→ **PROBLEM DESCRIPTION**:
Copy every line of the records below verbatim, leaving out the pictures.

Data items
☆ ☆ ☆ ☆
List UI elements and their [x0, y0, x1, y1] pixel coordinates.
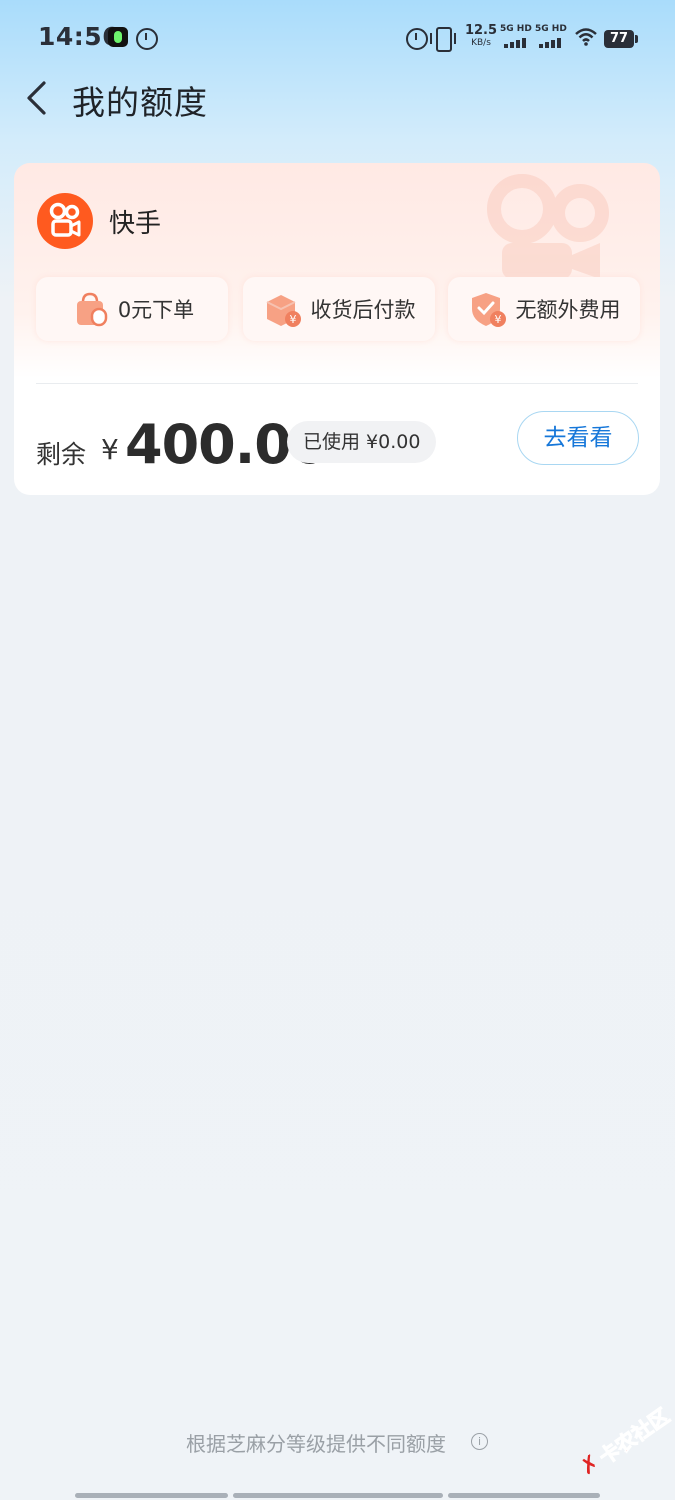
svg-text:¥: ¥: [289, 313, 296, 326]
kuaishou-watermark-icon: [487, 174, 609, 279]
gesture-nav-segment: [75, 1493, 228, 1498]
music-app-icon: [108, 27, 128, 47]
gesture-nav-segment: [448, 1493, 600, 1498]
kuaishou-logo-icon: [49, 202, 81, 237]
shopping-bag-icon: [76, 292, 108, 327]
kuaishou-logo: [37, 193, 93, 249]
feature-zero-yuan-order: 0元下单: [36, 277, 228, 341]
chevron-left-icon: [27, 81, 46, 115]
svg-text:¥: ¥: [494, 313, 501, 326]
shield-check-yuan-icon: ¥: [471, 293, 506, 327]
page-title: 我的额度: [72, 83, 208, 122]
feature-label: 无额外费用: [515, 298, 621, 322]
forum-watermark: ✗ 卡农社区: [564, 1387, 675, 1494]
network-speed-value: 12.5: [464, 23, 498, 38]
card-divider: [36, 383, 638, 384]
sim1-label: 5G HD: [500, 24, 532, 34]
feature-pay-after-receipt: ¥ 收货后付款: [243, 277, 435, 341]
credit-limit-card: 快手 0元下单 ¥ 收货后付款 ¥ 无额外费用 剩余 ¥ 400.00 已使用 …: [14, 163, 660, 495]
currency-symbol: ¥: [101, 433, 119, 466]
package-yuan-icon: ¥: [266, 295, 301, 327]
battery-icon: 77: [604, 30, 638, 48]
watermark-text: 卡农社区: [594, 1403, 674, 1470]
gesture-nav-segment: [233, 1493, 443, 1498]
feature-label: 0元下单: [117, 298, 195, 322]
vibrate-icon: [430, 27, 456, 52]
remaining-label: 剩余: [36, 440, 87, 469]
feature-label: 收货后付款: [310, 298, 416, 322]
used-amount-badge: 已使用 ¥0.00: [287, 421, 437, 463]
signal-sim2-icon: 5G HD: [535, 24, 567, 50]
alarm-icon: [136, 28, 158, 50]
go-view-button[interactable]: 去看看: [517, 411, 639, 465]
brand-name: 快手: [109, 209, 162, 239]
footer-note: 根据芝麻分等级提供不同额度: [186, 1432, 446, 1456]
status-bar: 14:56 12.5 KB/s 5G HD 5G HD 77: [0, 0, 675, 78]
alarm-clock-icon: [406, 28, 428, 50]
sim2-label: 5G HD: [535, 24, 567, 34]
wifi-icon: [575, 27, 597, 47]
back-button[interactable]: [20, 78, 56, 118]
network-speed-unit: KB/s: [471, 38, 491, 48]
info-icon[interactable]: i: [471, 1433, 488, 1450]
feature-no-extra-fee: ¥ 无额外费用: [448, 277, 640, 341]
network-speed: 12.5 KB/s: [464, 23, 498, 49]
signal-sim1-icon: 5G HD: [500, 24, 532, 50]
☆ ☆ ☆ ☆
→ **COMPLETE ANSWER**:
List UI elements and their [x0, y0, x1, y1] pixel coordinates.
svg-text:¥: ¥: [289, 313, 296, 326]
kuaishou-watermark-icon: [487, 174, 609, 279]
gesture-nav-segment: [75, 1493, 228, 1498]
music-app-icon: [108, 27, 128, 47]
gesture-nav-segment: [448, 1493, 600, 1498]
kuaishou-logo-icon: [49, 202, 81, 237]
shopping-bag-icon: [76, 292, 108, 327]
kuaishou-logo: [37, 193, 93, 249]
feature-zero-yuan-order: 0元下单: [36, 277, 228, 341]
chevron-left-icon: [27, 81, 46, 115]
svg-text:¥: ¥: [494, 313, 501, 326]
shield-check-yuan-icon: ¥: [471, 293, 506, 327]
page-title: 我的额度: [72, 83, 208, 122]
feature-label: 无额外费用: [515, 298, 621, 322]
forum-watermark: ✗ 卡农社区: [564, 1387, 675, 1494]
network-speed-value: 12.5: [464, 23, 498, 38]
card-divider: [36, 383, 638, 384]
sim1-label: 5G HD: [500, 24, 532, 34]
feature-pay-after-receipt: ¥ 收货后付款: [243, 277, 435, 341]
credit-limit-card: 快手 0元下单 ¥ 收货后付款 ¥ 无额外费用 剩余 ¥ 400.00 已使用 …: [14, 163, 660, 495]
currency-symbol: ¥: [101, 433, 119, 466]
package-yuan-icon: ¥: [266, 295, 301, 327]
battery-icon: 77: [604, 30, 638, 48]
watermark-text: 卡农社区: [594, 1403, 674, 1470]
gesture-nav-segment: [233, 1493, 443, 1498]
feature-label: 0元下单: [117, 298, 195, 322]
vibrate-icon: [430, 27, 456, 52]
remaining-label: 剩余: [36, 440, 87, 469]
feature-label: 收货后付款: [310, 298, 416, 322]
used-amount-badge: 已使用 ¥0.00: [287, 421, 437, 463]
signal-sim2-icon: 5G HD: [535, 24, 567, 50]
alarm-icon: [136, 28, 158, 50]
go-view-button[interactable]: 去看看: [517, 411, 639, 465]
brand-name: 快手: [109, 209, 162, 239]
footer-note: 根据芝麻分等级提供不同额度: [186, 1432, 446, 1456]
status-bar: 14:56 12.5 KB/s 5G HD 5G HD 77: [0, 0, 675, 78]
alarm-clock-icon: [406, 28, 428, 50]
sim2-label: 5G HD: [535, 24, 567, 34]
wifi-icon: [575, 27, 597, 47]
back-button[interactable]: [20, 78, 56, 118]
network-speed-unit: KB/s: [471, 38, 491, 48]
info-icon[interactable]: i: [471, 1433, 488, 1450]
feature-no-extra-fee: ¥ 无额外费用: [448, 277, 640, 341]
network-speed: 12.5 KB/s: [464, 23, 498, 49]
signal-sim1-icon: 5G HD: [500, 24, 532, 50]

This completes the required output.